[Directions for this task]: The records below hold pictures; please leave those out and retype the rest exactly.

━━━━

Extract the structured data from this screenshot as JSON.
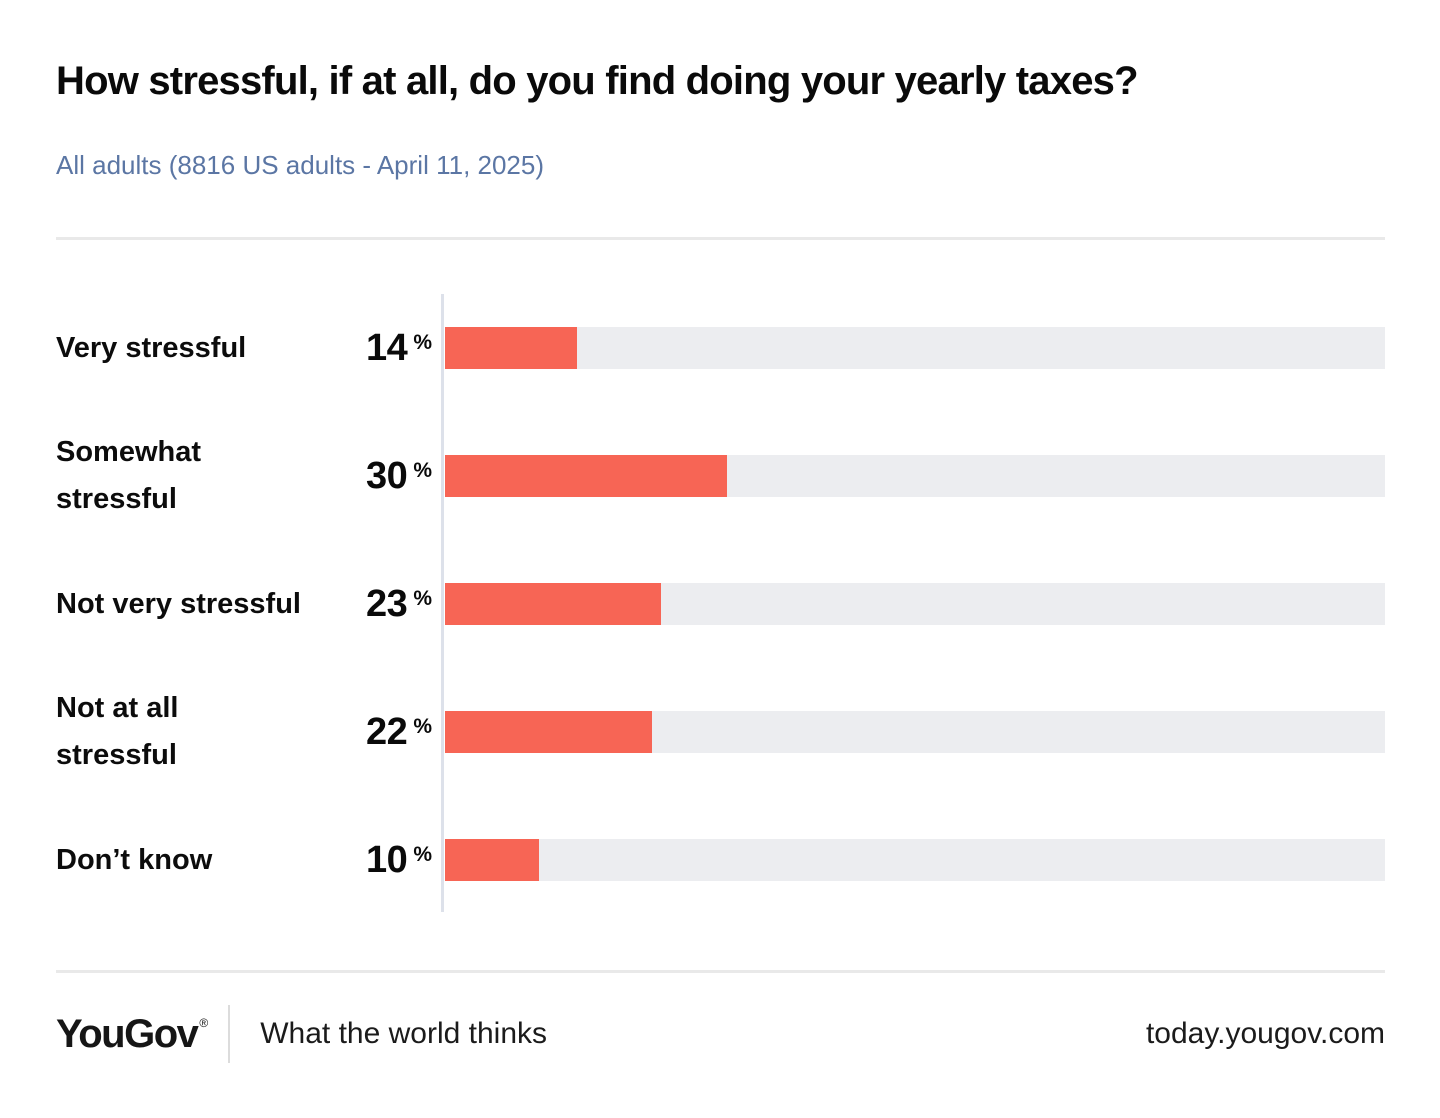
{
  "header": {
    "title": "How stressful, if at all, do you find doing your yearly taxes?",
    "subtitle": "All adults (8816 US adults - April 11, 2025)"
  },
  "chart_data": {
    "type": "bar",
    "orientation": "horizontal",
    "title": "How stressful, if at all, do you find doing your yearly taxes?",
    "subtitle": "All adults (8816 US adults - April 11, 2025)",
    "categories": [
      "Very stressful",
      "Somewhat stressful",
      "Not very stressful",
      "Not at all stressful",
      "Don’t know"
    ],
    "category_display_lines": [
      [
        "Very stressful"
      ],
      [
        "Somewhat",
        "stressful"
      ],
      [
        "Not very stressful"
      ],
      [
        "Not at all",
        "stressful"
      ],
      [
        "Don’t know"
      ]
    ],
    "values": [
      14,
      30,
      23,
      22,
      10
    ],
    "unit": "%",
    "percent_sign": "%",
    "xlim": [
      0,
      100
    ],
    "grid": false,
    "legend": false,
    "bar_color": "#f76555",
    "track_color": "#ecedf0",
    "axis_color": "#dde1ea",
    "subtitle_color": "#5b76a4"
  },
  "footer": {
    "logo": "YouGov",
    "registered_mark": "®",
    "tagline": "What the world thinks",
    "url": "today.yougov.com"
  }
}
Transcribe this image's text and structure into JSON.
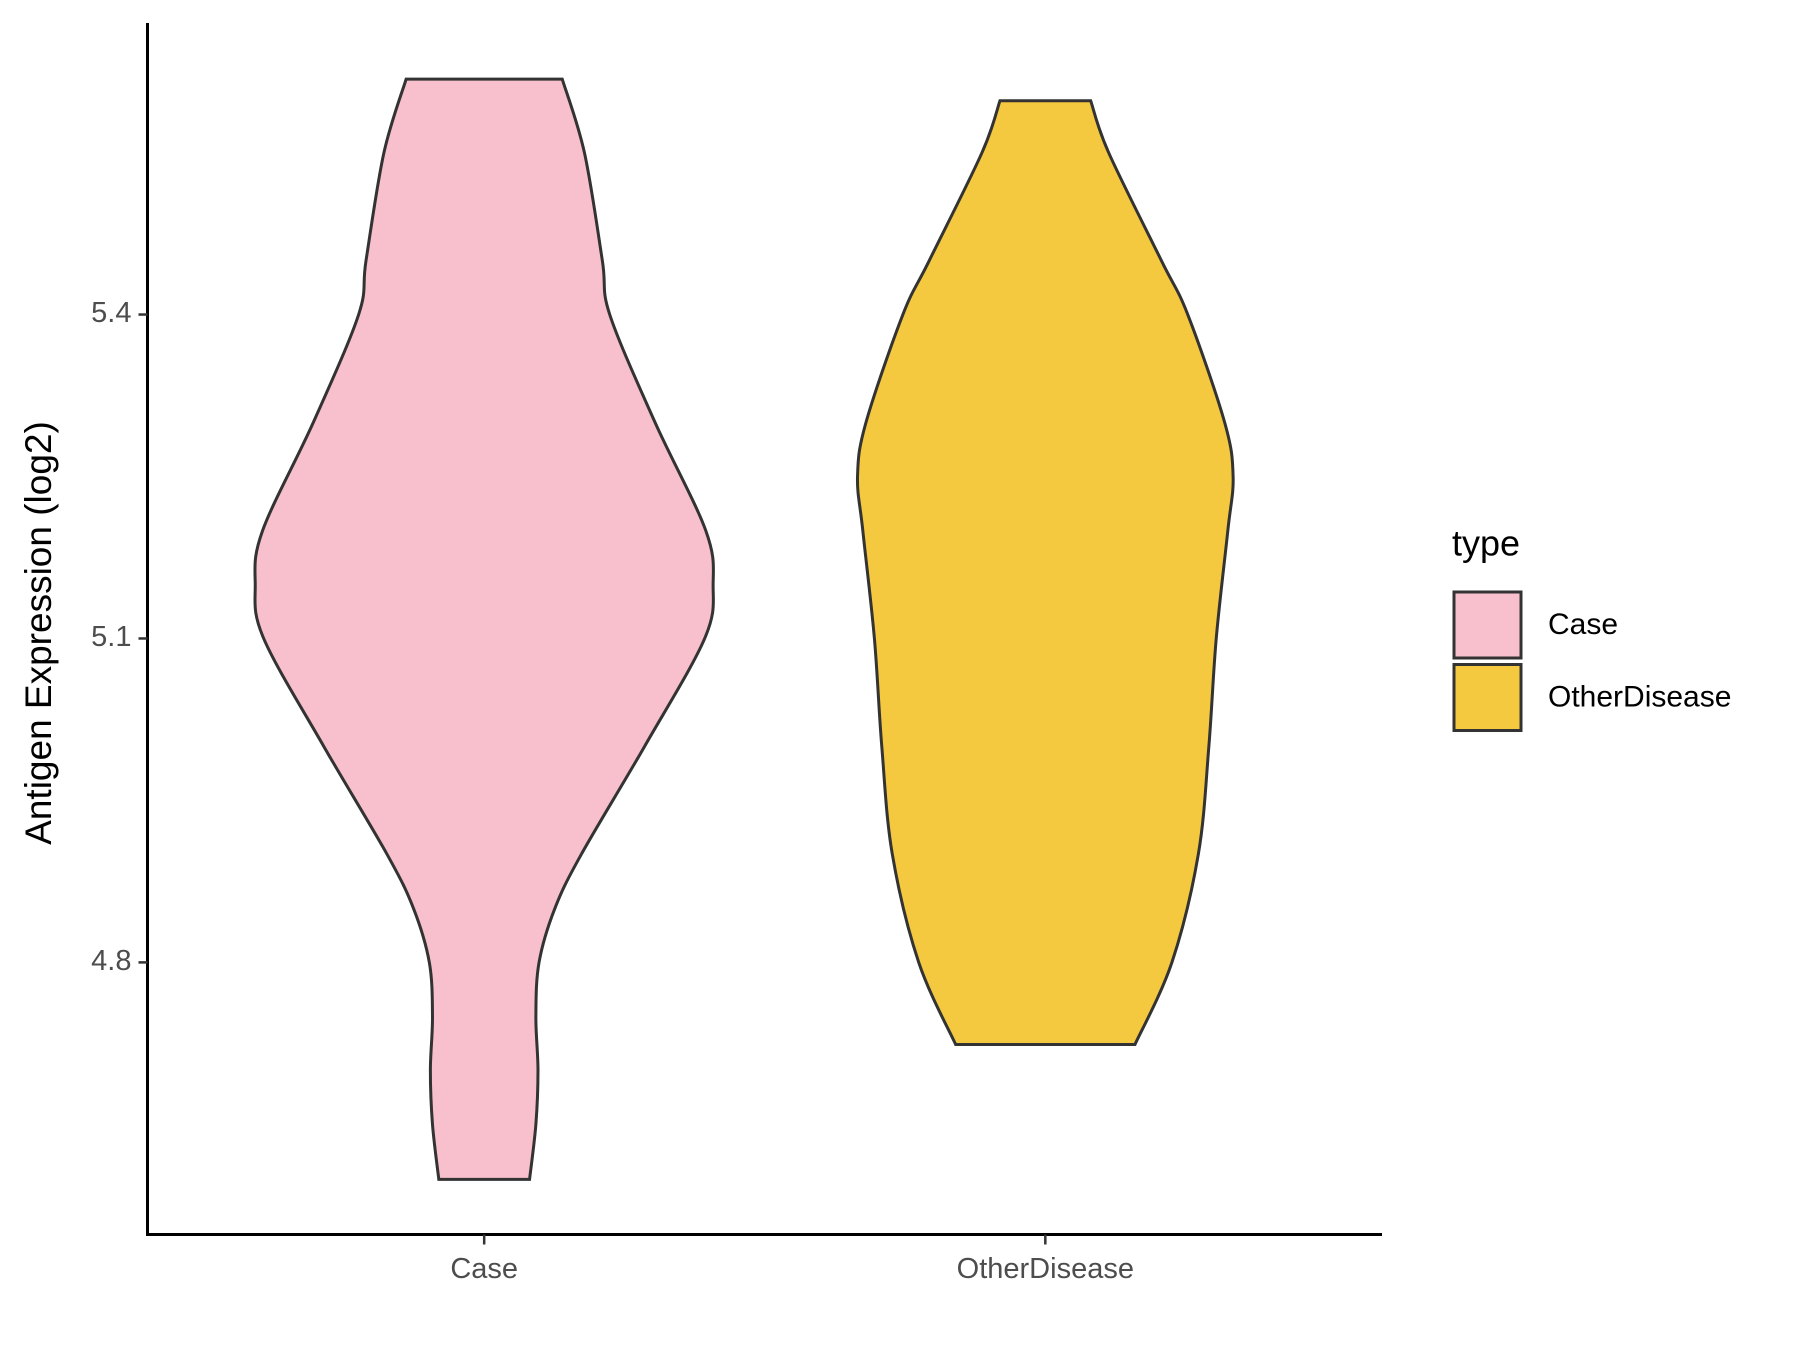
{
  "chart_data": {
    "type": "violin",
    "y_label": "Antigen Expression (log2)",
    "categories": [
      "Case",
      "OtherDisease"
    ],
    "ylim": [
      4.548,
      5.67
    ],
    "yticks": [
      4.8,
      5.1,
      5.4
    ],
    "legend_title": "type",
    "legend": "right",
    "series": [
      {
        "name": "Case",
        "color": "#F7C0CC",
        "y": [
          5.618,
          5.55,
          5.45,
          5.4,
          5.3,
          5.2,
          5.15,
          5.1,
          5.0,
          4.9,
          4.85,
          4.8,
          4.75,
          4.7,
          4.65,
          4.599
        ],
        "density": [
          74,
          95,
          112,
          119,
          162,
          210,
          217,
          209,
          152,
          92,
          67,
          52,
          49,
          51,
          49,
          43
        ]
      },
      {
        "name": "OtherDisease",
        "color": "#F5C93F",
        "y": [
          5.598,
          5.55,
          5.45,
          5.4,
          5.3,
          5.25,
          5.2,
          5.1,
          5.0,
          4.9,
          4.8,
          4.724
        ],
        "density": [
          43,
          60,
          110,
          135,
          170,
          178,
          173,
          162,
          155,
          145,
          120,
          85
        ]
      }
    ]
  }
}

━━━━

[Answer for this exercise]:
Extract the structured data from this screenshot as JSON.
{
  "header": {
    "title": "How stressful, if at all, do you find doing your yearly taxes?",
    "subtitle": "All adults (8816 US adults - April 11, 2025)"
  },
  "chart_data": {
    "type": "bar",
    "orientation": "horizontal",
    "title": "How stressful, if at all, do you find doing your yearly taxes?",
    "subtitle": "All adults (8816 US adults - April 11, 2025)",
    "categories": [
      "Very stressful",
      "Somewhat stressful",
      "Not very stressful",
      "Not at all stressful",
      "Don’t know"
    ],
    "category_display_lines": [
      [
        "Very stressful"
      ],
      [
        "Somewhat",
        "stressful"
      ],
      [
        "Not very stressful"
      ],
      [
        "Not at all",
        "stressful"
      ],
      [
        "Don’t know"
      ]
    ],
    "values": [
      14,
      30,
      23,
      22,
      10
    ],
    "unit": "%",
    "percent_sign": "%",
    "xlim": [
      0,
      100
    ],
    "grid": false,
    "legend": false,
    "bar_color": "#f76555",
    "track_color": "#ecedf0",
    "axis_color": "#dde1ea",
    "subtitle_color": "#5b76a4"
  },
  "footer": {
    "logo": "YouGov",
    "registered_mark": "®",
    "tagline": "What the world thinks",
    "url": "today.yougov.com"
  }
}
Transcribe this image's text and structure into JSON.
{
  "chart_data": {
    "type": "violin",
    "y_label": "Antigen Expression (log2)",
    "categories": [
      "Case",
      "OtherDisease"
    ],
    "ylim": [
      4.548,
      5.67
    ],
    "yticks": [
      4.8,
      5.1,
      5.4
    ],
    "legend_title": "type",
    "legend": "right",
    "series": [
      {
        "name": "Case",
        "color": "#F7C0CC",
        "y": [
          5.618,
          5.55,
          5.45,
          5.4,
          5.3,
          5.2,
          5.15,
          5.1,
          5.0,
          4.9,
          4.85,
          4.8,
          4.75,
          4.7,
          4.65,
          4.599
        ],
        "density": [
          74,
          95,
          112,
          119,
          162,
          210,
          217,
          209,
          152,
          92,
          67,
          52,
          49,
          51,
          49,
          43
        ]
      },
      {
        "name": "OtherDisease",
        "color": "#F5C93F",
        "y": [
          5.598,
          5.55,
          5.45,
          5.4,
          5.3,
          5.25,
          5.2,
          5.1,
          5.0,
          4.9,
          4.8,
          4.724
        ],
        "density": [
          43,
          60,
          110,
          135,
          170,
          178,
          173,
          162,
          155,
          145,
          120,
          85
        ]
      }
    ]
  }
}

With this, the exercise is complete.